### Your objective
Pull out each line of the data that includes the word "Monatsblutung".

^^^^^^^^^^^^^^^^

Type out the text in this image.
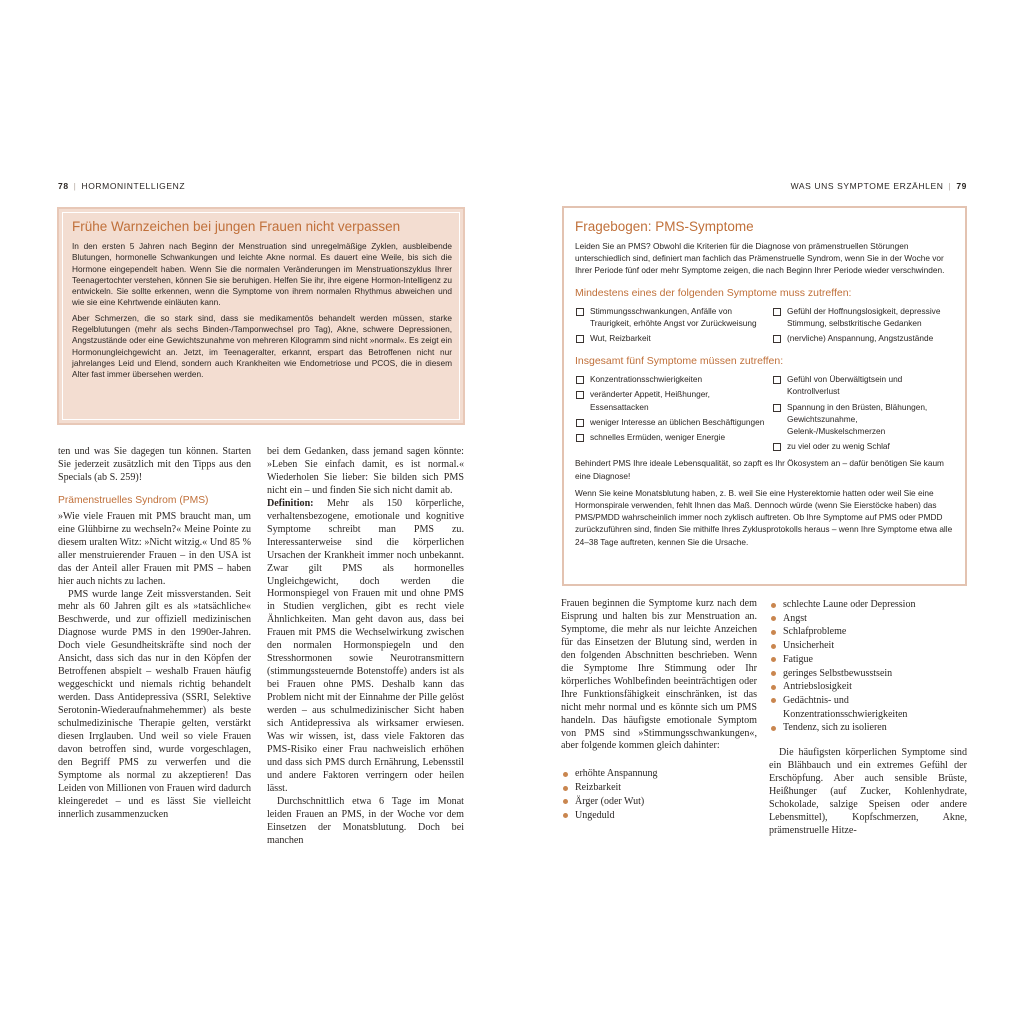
78 | HORMONINTELLIGENZ
Frühe Warnzeichen bei jungen Frauen nicht verpassen

In den ersten 5 Jahren nach Beginn der Menstruation sind unregelmäßige Zyklen, ausbleibende Blutungen, hormonelle Schwankungen und leichte Akne normal. Es dauert eine Weile, bis sich die Hormone eingependelt haben. Wenn Sie die normalen Veränderungen im Menstruationszyklus Ihrer Teenagertochter verstehen, können Sie sie beruhigen. Helfen Sie ihr, ihre eigene Hormon-Intelligenz zu entwickeln. Sie sollte erkennen, wenn die Symptome von ihrem normalen Rhythmus abweichen und wie sie eine Kehrtwende einläuten kann.

Aber Schmerzen, die so stark sind, dass sie medikamentös behandelt werden müssen, starke Regelblutungen (mehr als sechs Binden-/Tamponwechsel pro Tag), Akne, schwere Depressionen, Angstzustände oder eine Gewichtszunahme von mehreren Kilogramm sind nicht »normal«. Es zeigt ein Hormonungleichgewicht an. Jetzt, im Teenageralter, erkannt, erspart das Betroffenen nicht nur jahrelanges Leid und Elend, sondern auch Krankheiten wie Endometriose und PCOS, die in diesem Alter fast immer übersehen werden.

ten und was Sie dagegen tun können. Starten Sie jederzeit zusätzlich mit den Tipps aus den Specials (ab S. 259)!

Prämenstruelles Syndrom (PMS)

»Wie viele Frauen mit PMS braucht man, um eine Glühbirne zu wechseln?« Meine Pointe zu diesem uralten Witz: »Nicht witzig.« Und 85 % aller menstruierender Frauen – in den USA ist das der Anteil aller Frauen mit PMS – haben hier auch nichts zu lachen.

PMS wurde lange Zeit missverstanden. Seit mehr als 60 Jahren gilt es als »tatsächliche« Beschwerde, und zur offiziell medizinischen Diagnose wurde PMS in den 1990er-Jahren. Doch viele Gesundheitskräfte sind noch der Ansicht, dass sich das nur in den Köpfen der Betroffenen abspielt – weshalb Frauen häufig weggeschickt und niemals richtig behandelt werden. Dass Antidepressiva (SSRI, Selektive Serotonin-Wiederaufnahmehemmer) als beste schulmedizinische Therapie gelten, verstärkt diesen Irrglauben. Und weil so viele Frauen davon betroffen sind, wurde vorgeschlagen, den Begriff PMS zu verwerfen und die Symptome als normal zu akzeptieren! Das Leiden von Millionen von Frauen wird dadurch kleingeredet – und es lässt Sie vielleicht innerlich zusammenzucken

bei dem Gedanken, dass jemand sagen könnte: »Leben Sie einfach damit, es ist normal.« Wiederholen Sie lieber: Sie bilden sich PMS nicht ein – und finden Sie sich nicht damit ab.

Definition: Mehr als 150 körperliche, verhaltensbezogene, emotionale und kognitive Symptome schreibt man PMS zu. Interessanterweise sind die körperlichen Ursachen der Krankheit immer noch unbekannt. Zwar gilt PMS als hormonelles Ungleichgewicht, doch werden die Hormonspiegel von Frauen mit und ohne PMS in Studien verglichen, gibt es recht viele Ähnlichkeiten. Man geht davon aus, dass bei Frauen mit PMS die Wechselwirkung zwischen den normalen Hormonspiegeln und den Stresshormonen sowie Neurotransmittern (stimmungssteuernde Botenstoffe) anders ist als bei Frauen ohne PMS. Deshalb kann das Problem nicht mit der Einnahme der Pille gelöst werden – aus schulmedizinischer Sicht haben sich Antidepressiva als wirksamer erwiesen. Was wir wissen, ist, dass viele Faktoren das PMS-Risiko einer Frau nachweislich erhöhen und dass sich PMS durch Ernährung, Lebensstil und andere Faktoren verringern oder heilen lässt.

Durchschnittlich etwa 6 Tage im Monat leiden Frauen an PMS, in der Woche vor dem Einsetzen der Monatsblutung. Doch bei manchen

WAS UNS SYMPTOME ERZÄHLEN | 79
Fragebogen: PMS-Symptome
Leiden Sie an PMS? Obwohl die Kriterien für die Diagnose von prämenstruellen Störungen unterschiedlich sind, definiert man fachlich das Prämenstruelle Syndrom, wenn Sie in der Woche vor Ihrer Periode fünf oder mehr Symptome zeigen, die nach Beginn Ihrer Periode wieder verschwinden.
Mindestens eines der folgenden Symptome muss zutreffen:
Stimmungsschwankungen, Anfälle von Traurigkeit, erhöhte Angst vor Zurückweisung
Wut, Reizbarkeit
Gefühl der Hoffnungslosigkeit, depressive Stimmung, selbstkritische Gedanken
(nervliche) Anspannung, Angstzustände
Insgesamt fünf Symptome müssen zutreffen:
Konzentrationsschwierigkeiten
veränderter Appetit, Heißhunger, Essensattacken
weniger Interesse an üblichen Beschäftigungen
schnelles Ermüden, weniger Energie
Gefühl von Überwältigtsein und Kontrollverlust
Spannung in den Brüsten, Blähungen, Gewichtszunahme, Gelenk-/Muskelschmerzen
zu viel oder zu wenig Schlaf
Behindert PMS Ihre ideale Lebensqualität, so zapft es Ihr Ökosystem an – dafür benötigen Sie kaum eine Diagnose!
Wenn Sie keine Monatsblutung haben, z. B. weil Sie eine Hysterektomie hatten oder weil Sie eine Hormonspirale verwenden, fehlt Ihnen das Maß. Dennoch würde (wenn Sie Eierstöcke haben) das PMS/PMDD wahrscheinlich immer noch zyklisch auftreten. Ob Ihre Symptome auf PMS oder PMDD zurückzuführen sind, finden Sie mithilfe Ihres Zyklusprotokolls heraus – wenn Ihre Symptome etwa alle 24–38 Tage auftreten, kennen Sie die Ursache.

Frauen beginnen die Symptome kurz nach dem Eisprung und halten bis zur Menstruation an. Symptome, die mehr als nur leichte Anzeichen für das Einsetzen der Blutung sind, werden in den folgenden Abschnitten beschrieben. Wenn die Symptome Ihre Stimmung oder Ihr körperliches Wohlbefinden beeinträchtigen oder Ihre Funktionsfähigkeit einschränken, ist das nicht mehr normal und es könnte sich um PMS handeln. Das häufigste emotionale Symptom von PMS sind »Stimmungsschwankungen«, aber folgende kommen gleich dahinter:

erhöhte Anspannung
Reizbarkeit
Ärger (oder Wut)
Ungeduld
schlechte Laune oder Depression
Angst
Schlafprobleme
Unsicherheit
Fatigue
geringes Selbstbewusstsein
Antriebslosigkeit
Gedächtnis- und Konzentrationsschwierigkeiten
Tendenz, sich zu isolieren

Die häufigsten körperlichen Symptome sind ein Blähbauch und ein extremes Gefühl der Erschöpfung. Aber auch sensible Brüste, Heißhunger (auf Zucker, Kohlenhydrate, Schokolade, salzige Speisen oder andere Lebensmittel), Kopfschmerzen, Akne, prämenstruelle Hitze-
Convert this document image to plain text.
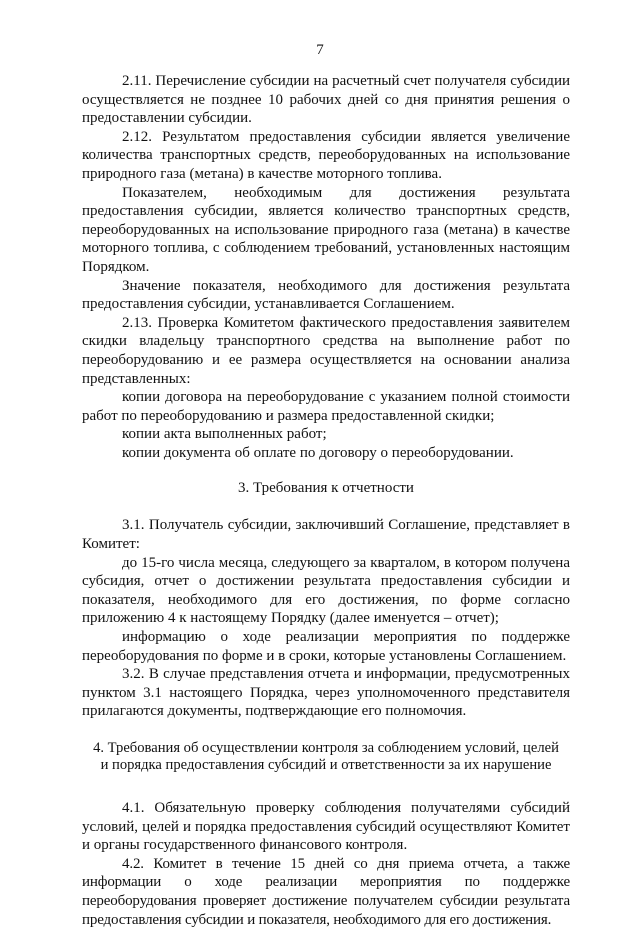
7

2.11. Перечисление субсидии на расчетный счет получателя субсидии осуществляется не позднее 10 рабочих дней со дня принятия решения о предоставлении субсидии.

2.12. Результатом предоставления субсидии является увеличение количества транспортных средств, переоборудованных на использование природного газа (метана) в качестве моторного топлива.

Показателем, необходимым для достижения результата предоставления субсидии, является количество транспортных средств, переоборудованных на использование природного газа (метана) в качестве моторного топлива, с соблюдением требований, установленных настоящим Порядком.

Значение показателя, необходимого для достижения результата предоставления субсидии, устанавливается Соглашением.

2.13. Проверка Комитетом фактического предоставления заявителем скидки владельцу транспортного средства на выполнение работ по переоборудованию и ее размера осуществляется на основании анализа представленных:

копии договора на переоборудование с указанием полной стоимости работ по переоборудованию и размера предоставленной скидки;

копии акта выполненных работ;

копии документа об оплате по договору о переоборудовании.

3. Требования к отчетности

3.1. Получатель субсидии, заключивший Соглашение, представляет в Комитет:

до 15-го числа месяца, следующего за кварталом, в котором получена субсидия, отчет о достижении результата предоставления субсидии и показателя, необходимого для его достижения, по форме согласно приложению 4 к настоящему Порядку (далее именуется – отчет);

информацию о ходе реализации мероприятия по поддержке переоборудования по форме и в сроки, которые установлены Соглашением.

3.2. В случае представления отчета и информации, предусмотренных пунктом 3.1 настоящего Порядка, через уполномоченного представителя прилагаются документы, подтверждающие его полномочия.

4. Требования об осуществлении контроля за соблюдением условий, целей
и порядка предоставления субсидий и ответственности за их нарушение

4.1. Обязательную проверку соблюдения получателями субсидий условий, целей и порядка предоставления субсидий осуществляют Комитет и органы государственного финансового контроля.

4.2. Комитет в течение 15 дней со дня приема отчета, а также информации о ходе реализации мероприятия по поддержке переоборудования проверяет достижение получателем субсидии результата предоставления субсидии и показателя, необходимого для его достижения.
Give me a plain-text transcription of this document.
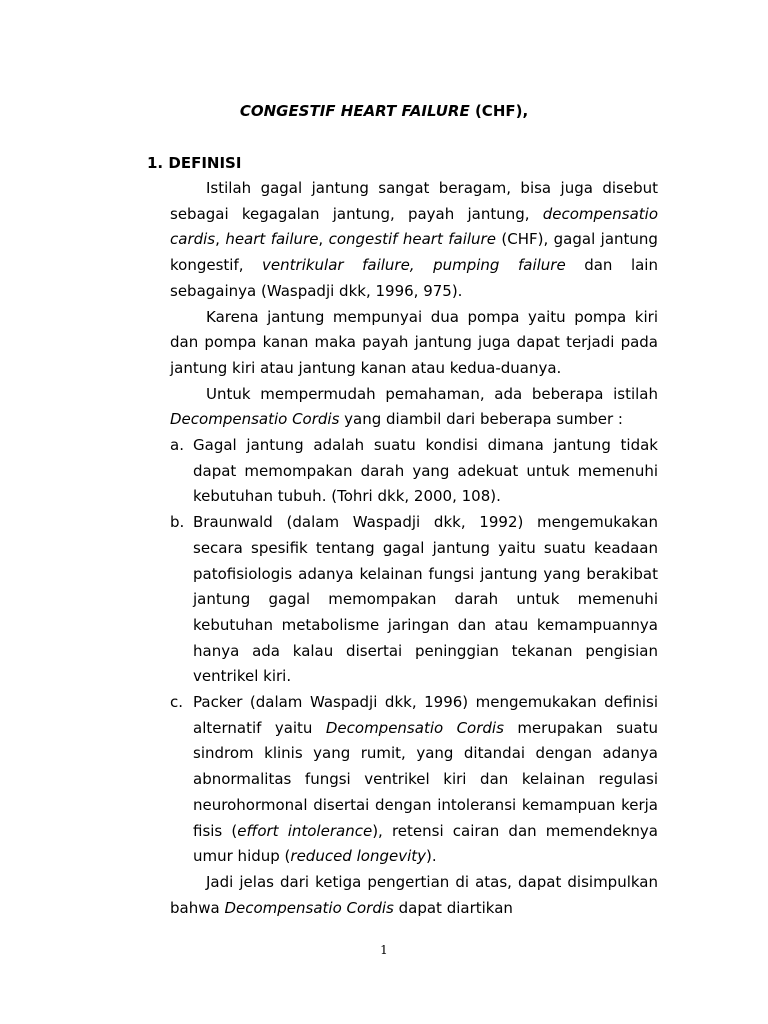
CONGESTIF HEART FAILURE (CHF),
1. DEFINISI

Istilah gagal jantung sangat beragam, bisa juga disebut sebagai kegagalan jantung, payah jantung, decompensatio cardis, heart failure, congestif heart failure (CHF), gagal jantung kongestif, ventrikular failure, pumping failure dan lain sebagainya (Waspadji dkk, 1996, 975).

Karena jantung mempunyai dua pompa yaitu pompa kiri dan pompa kanan maka payah jantung juga dapat terjadi pada jantung kiri atau jantung kanan atau kedua-duanya.

Untuk mempermudah pemahaman, ada beberapa istilah Decompensatio Cordis yang diambil dari beberapa sumber :

a. Gagal jantung adalah suatu kondisi dimana jantung tidak dapat memompakan darah yang adekuat untuk memenuhi kebutuhan tubuh. (Tohri dkk, 2000, 108).
b. Braunwald (dalam Waspadji dkk, 1992) mengemukakan secara spesifik tentang gagal jantung yaitu suatu keadaan patofisiologis adanya kelainan fungsi jantung yang berakibat jantung gagal memompakan darah untuk memenuhi kebutuhan metabolisme jaringan dan atau kemampuannya hanya ada kalau disertai peninggian tekanan pengisian ventrikel kiri.
c. Packer (dalam Waspadji dkk, 1996) mengemukakan definisi alternatif yaitu Decompensatio Cordis merupakan suatu sindrom klinis yang rumit, yang ditandai dengan adanya abnormalitas fungsi ventrikel kiri dan kelainan regulasi neurohormonal disertai dengan intoleransi kemampuan kerja fisis (effort intolerance), retensi cairan dan memendeknya umur hidup (reduced longevity).

Jadi jelas dari ketiga pengertian di atas, dapat disimpulkan bahwa Decompensatio Cordis dapat diartikan

1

^^^^^^^^^^^^^^^^

### Exercise answer
Durchschnittlich etwa 6 Tage im Monat leiden Frauen an PMS, in der Woche vor dem Einsetzen der Monatsblutung. Doch bei manchen
Wenn Sie keine Monatsblutung haben, z. B. weil Sie eine Hysterektomie hatten oder weil Sie eine Hormonspirale verwenden, fehlt Ihnen das Maß. Dennoch würde (wenn Sie Eierstöcke haben) das PMS/PMDD wahrscheinlich immer noch zyklisch auftreten. Ob Ihre Symptome auf PMS oder PMDD zurückzuführen sind, finden Sie mithilfe Ihres Zyklusprotokolls heraus – wenn Ihre Symptome etwa alle 24–38 Tage auftreten, kennen Sie die Ursache.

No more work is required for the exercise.